◆ **Stored items from a collection**:
______

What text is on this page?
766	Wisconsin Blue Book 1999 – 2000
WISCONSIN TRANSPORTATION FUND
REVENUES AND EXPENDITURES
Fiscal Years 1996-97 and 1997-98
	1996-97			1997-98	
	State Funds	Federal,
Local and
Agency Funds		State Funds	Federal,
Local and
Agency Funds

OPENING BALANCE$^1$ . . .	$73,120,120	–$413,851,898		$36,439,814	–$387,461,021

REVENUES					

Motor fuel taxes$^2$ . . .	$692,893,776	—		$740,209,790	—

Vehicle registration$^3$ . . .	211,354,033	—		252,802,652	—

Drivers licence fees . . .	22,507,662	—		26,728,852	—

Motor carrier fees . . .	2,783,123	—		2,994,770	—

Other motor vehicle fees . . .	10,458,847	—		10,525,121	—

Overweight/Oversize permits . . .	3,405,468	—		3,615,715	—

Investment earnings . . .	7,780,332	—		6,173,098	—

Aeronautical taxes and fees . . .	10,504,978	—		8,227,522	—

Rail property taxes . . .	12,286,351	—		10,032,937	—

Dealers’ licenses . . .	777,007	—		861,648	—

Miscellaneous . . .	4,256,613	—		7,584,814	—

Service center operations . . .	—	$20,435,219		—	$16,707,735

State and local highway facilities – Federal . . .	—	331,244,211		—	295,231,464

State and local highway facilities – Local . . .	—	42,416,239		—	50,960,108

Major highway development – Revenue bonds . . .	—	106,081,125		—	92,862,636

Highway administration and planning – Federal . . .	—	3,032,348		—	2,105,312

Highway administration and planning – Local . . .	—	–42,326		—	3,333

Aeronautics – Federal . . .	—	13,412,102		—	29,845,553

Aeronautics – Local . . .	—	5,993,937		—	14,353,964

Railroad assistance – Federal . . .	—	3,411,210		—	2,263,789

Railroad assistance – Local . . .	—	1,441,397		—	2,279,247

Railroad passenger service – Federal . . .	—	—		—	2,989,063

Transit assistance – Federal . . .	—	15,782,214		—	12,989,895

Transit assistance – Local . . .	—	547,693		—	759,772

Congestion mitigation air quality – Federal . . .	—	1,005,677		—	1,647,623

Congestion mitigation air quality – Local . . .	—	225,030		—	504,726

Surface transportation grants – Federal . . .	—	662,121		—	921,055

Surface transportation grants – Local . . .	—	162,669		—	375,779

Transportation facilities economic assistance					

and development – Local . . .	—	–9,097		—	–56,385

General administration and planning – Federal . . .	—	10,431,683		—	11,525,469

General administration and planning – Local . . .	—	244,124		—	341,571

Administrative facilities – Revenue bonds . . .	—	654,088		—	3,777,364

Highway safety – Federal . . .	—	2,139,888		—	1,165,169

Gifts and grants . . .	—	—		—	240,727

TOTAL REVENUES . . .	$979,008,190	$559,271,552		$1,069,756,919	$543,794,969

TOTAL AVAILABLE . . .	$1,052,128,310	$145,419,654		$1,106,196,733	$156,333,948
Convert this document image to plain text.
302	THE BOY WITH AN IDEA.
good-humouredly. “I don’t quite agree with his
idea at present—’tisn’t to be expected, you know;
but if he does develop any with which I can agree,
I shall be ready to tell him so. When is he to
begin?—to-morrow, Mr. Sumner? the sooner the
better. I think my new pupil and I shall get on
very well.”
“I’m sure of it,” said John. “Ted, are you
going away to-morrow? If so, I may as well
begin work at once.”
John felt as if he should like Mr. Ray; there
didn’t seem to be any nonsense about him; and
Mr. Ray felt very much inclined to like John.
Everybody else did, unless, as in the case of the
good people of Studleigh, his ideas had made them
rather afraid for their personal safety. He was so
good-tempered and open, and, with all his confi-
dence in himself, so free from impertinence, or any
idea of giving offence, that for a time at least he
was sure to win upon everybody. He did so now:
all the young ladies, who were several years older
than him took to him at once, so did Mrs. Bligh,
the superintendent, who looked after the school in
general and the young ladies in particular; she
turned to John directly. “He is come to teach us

______

◆ **What is needed**: Output all records verbatim.

◆ **The output**:
What text is on this page?
766	Wisconsin Blue Book 1999 – 2000
WISCONSIN TRANSPORTATION FUND
REVENUES AND EXPENDITURES
Fiscal Years 1996-97 and 1997-98
	1996-97			1997-98	
	State Funds	Federal,
Local and
Agency Funds		State Funds	Federal,
Local and
Agency Funds

OPENING BALANCE$^1$ . . .	$73,120,120	–$413,851,898		$36,439,814	–$387,461,021

REVENUES					

Motor fuel taxes$^2$ . . .	$692,893,776	—		$740,209,790	—

Vehicle registration$^3$ . . .	211,354,033	—		252,802,652	—

Drivers licence fees . . .	22,507,662	—		26,728,852	—

Motor carrier fees . . .	2,783,123	—		2,994,770	—

Other motor vehicle fees . . .	10,458,847	—		10,525,121	—

Overweight/Oversize permits . . .	3,405,468	—		3,615,715	—

Investment earnings . . .	7,780,332	—		6,173,098	—

Aeronautical taxes and fees . . .	10,504,978	—		8,227,522	—

Rail property taxes . . .	12,286,351	—		10,032,937	—

Dealers’ licenses . . .	777,007	—		861,648	—

Miscellaneous . . .	4,256,613	—		7,584,814	—

Service center operations . . .	—	$20,435,219		—	$16,707,735

State and local highway facilities – Federal . . .	—	331,244,211		—	295,231,464

State and local highway facilities – Local . . .	—	42,416,239		—	50,960,108

Major highway development – Revenue bonds . . .	—	106,081,125		—	92,862,636

Highway administration and planning – Federal . . .	—	3,032,348		—	2,105,312

Highway administration and planning – Local . . .	—	–42,326		—	3,333

Aeronautics – Federal . . .	—	13,412,102		—	29,845,553

Aeronautics – Local . . .	—	5,993,937		—	14,353,964

Railroad assistance – Federal . . .	—	3,411,210		—	2,263,789

Railroad assistance – Local . . .	—	1,441,397		—	2,279,247

Railroad passenger service – Federal . . .	—	—		—	2,989,063

Transit assistance – Federal . . .	—	15,782,214		—	12,989,895

Transit assistance – Local . . .	—	547,693		—	759,772

Congestion mitigation air quality – Federal . . .	—	1,005,677		—	1,647,623

Congestion mitigation air quality – Local . . .	—	225,030		—	504,726

Surface transportation grants – Federal . . .	—	662,121		—	921,055

Surface transportation grants – Local . . .	—	162,669		—	375,779

Transportation facilities economic assistance					

and development – Local . . .	—	–9,097		—	–56,385

General administration and planning – Federal . . .	—	10,431,683		—	11,525,469

General administration and planning – Local . . .	—	244,124		—	341,571

Administrative facilities – Revenue bonds . . .	—	654,088		—	3,777,364

Highway safety – Federal . . .	—	2,139,888		—	1,165,169

Gifts and grants . . .	—	—		—	240,727

TOTAL REVENUES . . .	$979,008,190	$559,271,552		$1,069,756,919	$543,794,969

TOTAL AVAILABLE . . .	$1,052,128,310	$145,419,654		$1,106,196,733	$156,333,948
Convert this document image to plain text.
302	THE BOY WITH AN IDEA.
good-humouredly. “I don’t quite agree with his
idea at present—’tisn’t to be expected, you know;
but if he does develop any with which I can agree,
I shall be ready to tell him so. When is he to
begin?—to-morrow, Mr. Sumner? the sooner the
better. I think my new pupil and I shall get on
very well.”
“I’m sure of it,” said John. “Ted, are you
going away to-morrow? If so, I may as well
begin work at once.”
John felt as if he should like Mr. Ray; there
didn’t seem to be any nonsense about him; and
Mr. Ray felt very much inclined to like John.
Everybody else did, unless, as in the case of the
good people of Studleigh, his ideas had made them
rather afraid for their personal safety. He was so
good-tempered and open, and, with all his confi-
dence in himself, so free from impertinence, or any
idea of giving offence, that for a time at least he
was sure to win upon everybody. He did so now:
all the young ladies, who were several years older
than him took to him at once, so did Mrs. Bligh,
the superintendent, who looked after the school in
general and the young ladies in particular; she
turned to John directly. “He is come to teach us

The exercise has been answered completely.